:: ENTRIES SHOWN ::
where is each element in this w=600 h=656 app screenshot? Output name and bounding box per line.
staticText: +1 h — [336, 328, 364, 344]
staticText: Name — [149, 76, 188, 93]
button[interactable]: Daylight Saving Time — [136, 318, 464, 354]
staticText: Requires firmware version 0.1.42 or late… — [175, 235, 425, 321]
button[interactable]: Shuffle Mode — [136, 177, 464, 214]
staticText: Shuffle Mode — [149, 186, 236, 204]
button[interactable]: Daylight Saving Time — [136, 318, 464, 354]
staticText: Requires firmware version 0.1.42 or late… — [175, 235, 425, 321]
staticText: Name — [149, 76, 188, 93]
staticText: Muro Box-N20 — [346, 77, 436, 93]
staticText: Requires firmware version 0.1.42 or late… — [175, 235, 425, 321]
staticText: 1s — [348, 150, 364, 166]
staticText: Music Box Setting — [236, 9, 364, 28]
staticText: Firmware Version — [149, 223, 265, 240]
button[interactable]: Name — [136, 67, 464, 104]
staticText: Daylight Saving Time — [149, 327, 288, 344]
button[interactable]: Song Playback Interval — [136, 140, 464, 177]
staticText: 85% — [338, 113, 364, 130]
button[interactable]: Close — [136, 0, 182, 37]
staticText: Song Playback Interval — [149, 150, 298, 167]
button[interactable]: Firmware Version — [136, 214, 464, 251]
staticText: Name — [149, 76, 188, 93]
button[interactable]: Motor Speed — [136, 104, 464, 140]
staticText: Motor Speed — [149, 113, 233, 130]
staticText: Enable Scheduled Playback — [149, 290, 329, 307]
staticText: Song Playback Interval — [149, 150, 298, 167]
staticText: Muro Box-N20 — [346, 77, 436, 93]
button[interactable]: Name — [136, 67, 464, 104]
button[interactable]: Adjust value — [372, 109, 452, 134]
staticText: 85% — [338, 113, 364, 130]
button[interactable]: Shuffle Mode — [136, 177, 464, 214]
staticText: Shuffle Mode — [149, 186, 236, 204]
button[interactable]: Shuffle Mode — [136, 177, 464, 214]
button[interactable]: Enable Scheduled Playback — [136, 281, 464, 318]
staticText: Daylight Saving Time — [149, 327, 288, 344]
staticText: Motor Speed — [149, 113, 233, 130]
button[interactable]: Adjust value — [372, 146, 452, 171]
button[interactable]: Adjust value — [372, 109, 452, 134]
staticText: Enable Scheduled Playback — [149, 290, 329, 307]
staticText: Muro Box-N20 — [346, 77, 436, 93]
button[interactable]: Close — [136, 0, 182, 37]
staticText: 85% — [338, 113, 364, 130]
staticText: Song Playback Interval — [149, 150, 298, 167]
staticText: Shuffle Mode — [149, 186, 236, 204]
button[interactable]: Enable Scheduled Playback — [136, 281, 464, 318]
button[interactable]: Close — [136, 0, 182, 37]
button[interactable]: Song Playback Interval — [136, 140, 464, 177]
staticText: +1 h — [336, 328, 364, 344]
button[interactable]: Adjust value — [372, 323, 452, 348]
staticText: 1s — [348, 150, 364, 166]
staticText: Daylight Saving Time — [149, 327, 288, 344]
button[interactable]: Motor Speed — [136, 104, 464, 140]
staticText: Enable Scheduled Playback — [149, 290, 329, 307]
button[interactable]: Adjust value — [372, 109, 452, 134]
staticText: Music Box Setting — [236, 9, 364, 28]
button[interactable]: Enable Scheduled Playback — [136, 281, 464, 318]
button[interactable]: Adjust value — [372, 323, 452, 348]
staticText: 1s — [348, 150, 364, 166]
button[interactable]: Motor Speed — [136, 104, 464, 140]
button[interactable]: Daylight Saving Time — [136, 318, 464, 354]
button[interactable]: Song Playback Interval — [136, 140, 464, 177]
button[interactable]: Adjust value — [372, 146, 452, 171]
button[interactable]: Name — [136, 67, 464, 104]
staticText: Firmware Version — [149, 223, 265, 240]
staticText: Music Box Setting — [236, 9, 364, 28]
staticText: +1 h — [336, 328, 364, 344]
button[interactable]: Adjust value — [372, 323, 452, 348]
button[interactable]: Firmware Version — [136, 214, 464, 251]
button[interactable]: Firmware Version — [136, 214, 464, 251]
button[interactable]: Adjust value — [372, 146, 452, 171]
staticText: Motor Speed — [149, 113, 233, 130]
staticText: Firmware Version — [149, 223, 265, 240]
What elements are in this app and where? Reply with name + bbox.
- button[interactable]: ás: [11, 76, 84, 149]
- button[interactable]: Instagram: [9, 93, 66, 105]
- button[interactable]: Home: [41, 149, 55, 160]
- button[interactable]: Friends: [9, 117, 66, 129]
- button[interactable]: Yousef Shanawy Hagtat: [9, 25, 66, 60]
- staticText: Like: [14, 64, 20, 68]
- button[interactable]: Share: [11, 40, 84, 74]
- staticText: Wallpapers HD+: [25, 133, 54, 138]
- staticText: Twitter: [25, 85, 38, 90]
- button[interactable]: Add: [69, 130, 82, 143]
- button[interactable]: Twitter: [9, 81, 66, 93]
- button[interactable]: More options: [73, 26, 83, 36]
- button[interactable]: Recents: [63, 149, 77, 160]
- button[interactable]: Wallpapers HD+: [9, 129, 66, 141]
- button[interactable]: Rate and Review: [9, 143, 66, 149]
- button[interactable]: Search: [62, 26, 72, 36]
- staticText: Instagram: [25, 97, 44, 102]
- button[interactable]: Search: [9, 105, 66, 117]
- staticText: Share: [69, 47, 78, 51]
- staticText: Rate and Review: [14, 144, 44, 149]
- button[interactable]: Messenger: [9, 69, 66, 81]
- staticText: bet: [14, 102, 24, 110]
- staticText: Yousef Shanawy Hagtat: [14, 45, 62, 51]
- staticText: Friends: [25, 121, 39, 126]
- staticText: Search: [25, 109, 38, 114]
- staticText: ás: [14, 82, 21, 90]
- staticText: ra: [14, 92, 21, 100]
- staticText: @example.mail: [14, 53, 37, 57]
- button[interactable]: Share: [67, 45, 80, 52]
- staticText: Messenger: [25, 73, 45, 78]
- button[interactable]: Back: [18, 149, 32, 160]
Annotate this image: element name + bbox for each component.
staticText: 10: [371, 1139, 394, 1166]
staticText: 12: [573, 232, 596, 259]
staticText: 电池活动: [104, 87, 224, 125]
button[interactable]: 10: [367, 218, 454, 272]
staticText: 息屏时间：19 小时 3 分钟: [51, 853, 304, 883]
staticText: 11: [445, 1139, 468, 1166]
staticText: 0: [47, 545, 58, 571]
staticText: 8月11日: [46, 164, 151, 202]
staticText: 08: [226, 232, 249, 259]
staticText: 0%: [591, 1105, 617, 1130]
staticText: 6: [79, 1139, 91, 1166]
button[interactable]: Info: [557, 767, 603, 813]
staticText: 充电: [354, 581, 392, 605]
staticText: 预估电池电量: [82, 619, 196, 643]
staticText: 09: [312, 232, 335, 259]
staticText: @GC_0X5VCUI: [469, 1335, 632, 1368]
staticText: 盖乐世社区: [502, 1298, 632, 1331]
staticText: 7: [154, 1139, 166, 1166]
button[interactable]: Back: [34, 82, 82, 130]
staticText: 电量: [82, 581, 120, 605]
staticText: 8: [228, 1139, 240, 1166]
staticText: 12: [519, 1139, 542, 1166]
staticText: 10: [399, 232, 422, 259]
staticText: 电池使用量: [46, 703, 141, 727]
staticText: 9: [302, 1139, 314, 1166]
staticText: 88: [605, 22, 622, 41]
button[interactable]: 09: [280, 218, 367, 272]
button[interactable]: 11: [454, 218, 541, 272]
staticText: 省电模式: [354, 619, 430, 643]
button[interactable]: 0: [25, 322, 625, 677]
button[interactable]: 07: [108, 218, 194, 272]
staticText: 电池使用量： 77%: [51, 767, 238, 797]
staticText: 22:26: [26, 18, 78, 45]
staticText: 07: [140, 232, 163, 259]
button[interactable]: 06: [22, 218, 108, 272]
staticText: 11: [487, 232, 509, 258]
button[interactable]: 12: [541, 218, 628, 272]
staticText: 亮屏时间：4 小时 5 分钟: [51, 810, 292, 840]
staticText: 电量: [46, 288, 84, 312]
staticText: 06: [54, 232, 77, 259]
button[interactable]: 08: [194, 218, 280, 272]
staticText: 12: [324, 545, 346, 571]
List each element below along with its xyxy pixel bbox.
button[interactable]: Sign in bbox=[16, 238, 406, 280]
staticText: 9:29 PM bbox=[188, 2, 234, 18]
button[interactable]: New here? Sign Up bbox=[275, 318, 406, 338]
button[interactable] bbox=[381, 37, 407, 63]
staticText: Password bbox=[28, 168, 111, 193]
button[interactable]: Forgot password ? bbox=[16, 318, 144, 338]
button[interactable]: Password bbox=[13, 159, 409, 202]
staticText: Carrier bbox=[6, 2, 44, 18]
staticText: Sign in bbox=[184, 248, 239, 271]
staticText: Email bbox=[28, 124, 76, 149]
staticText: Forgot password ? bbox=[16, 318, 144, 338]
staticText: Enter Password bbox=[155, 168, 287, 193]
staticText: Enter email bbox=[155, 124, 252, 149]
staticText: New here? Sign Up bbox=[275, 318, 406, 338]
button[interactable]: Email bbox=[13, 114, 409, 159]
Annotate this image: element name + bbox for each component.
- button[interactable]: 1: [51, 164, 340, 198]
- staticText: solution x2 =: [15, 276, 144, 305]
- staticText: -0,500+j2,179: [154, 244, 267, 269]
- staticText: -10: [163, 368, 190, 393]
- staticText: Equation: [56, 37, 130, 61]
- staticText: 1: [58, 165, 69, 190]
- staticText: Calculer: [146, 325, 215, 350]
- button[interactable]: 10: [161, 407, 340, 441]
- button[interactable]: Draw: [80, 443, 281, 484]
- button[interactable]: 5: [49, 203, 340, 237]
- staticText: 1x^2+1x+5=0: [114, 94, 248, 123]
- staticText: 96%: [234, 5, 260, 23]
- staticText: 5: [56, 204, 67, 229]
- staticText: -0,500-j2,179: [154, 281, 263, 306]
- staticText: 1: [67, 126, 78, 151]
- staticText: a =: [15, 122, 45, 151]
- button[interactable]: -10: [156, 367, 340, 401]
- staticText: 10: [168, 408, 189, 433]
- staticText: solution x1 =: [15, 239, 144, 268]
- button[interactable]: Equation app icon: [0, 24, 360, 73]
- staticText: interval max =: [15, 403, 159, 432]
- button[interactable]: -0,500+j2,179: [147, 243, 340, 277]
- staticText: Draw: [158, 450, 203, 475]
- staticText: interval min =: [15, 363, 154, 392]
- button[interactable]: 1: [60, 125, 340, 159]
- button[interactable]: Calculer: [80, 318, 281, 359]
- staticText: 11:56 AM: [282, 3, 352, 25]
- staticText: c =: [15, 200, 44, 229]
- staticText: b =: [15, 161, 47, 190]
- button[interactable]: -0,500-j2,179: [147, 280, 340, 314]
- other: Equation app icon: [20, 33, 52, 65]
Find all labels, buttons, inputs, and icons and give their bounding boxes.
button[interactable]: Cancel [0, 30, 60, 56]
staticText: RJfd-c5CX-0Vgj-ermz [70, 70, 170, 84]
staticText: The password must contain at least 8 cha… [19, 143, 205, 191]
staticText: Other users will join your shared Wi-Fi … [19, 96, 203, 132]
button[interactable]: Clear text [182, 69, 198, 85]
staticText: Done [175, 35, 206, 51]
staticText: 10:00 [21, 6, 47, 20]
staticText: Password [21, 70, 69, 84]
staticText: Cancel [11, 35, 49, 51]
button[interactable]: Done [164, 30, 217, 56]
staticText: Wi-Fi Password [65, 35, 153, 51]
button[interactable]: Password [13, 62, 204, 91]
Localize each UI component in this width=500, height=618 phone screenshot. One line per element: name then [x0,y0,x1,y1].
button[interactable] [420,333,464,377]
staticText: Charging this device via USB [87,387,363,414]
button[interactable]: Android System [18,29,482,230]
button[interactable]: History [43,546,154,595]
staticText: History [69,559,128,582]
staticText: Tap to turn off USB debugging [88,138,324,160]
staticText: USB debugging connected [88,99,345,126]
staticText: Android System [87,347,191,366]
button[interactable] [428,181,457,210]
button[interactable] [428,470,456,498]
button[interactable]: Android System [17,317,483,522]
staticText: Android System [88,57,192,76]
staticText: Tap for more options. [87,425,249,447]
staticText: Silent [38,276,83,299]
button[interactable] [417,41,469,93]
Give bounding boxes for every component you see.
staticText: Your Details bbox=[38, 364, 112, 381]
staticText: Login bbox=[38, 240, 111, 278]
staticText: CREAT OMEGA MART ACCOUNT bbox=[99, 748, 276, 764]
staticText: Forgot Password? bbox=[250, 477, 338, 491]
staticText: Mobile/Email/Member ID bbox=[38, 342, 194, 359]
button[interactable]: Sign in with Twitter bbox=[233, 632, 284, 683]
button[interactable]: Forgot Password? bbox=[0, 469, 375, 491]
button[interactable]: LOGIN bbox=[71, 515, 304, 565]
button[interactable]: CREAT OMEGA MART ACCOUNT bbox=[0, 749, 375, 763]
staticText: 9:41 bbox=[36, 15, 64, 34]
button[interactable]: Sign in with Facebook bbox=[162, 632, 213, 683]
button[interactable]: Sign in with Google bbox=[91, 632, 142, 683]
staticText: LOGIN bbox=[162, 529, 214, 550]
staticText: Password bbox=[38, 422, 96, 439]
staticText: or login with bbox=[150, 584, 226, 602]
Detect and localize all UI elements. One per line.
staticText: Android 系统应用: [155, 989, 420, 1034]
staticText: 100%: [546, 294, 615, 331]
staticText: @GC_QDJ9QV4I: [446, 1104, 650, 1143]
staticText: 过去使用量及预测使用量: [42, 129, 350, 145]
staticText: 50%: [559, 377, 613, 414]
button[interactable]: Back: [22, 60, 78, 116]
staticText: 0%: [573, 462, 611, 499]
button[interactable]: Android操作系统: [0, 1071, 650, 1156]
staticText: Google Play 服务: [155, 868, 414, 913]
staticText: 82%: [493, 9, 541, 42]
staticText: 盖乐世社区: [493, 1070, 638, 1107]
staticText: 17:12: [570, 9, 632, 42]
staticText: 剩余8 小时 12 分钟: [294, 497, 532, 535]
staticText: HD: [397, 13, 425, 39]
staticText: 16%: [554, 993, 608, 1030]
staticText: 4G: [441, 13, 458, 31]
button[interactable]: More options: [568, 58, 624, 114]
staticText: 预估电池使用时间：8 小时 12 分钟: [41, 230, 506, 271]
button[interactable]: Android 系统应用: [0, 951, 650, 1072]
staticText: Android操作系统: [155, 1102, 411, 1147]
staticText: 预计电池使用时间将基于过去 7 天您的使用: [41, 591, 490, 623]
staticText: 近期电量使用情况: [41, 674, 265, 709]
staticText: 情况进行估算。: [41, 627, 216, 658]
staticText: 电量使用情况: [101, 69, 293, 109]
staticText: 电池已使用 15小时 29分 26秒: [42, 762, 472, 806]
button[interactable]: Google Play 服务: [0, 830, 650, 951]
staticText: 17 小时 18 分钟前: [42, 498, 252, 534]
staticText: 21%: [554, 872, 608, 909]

:: YOUR OBJECTIVE ::
How many rows above contain the string "Android操作系统"? Reply with the number only.

:: RESPONSE BELOW ::
2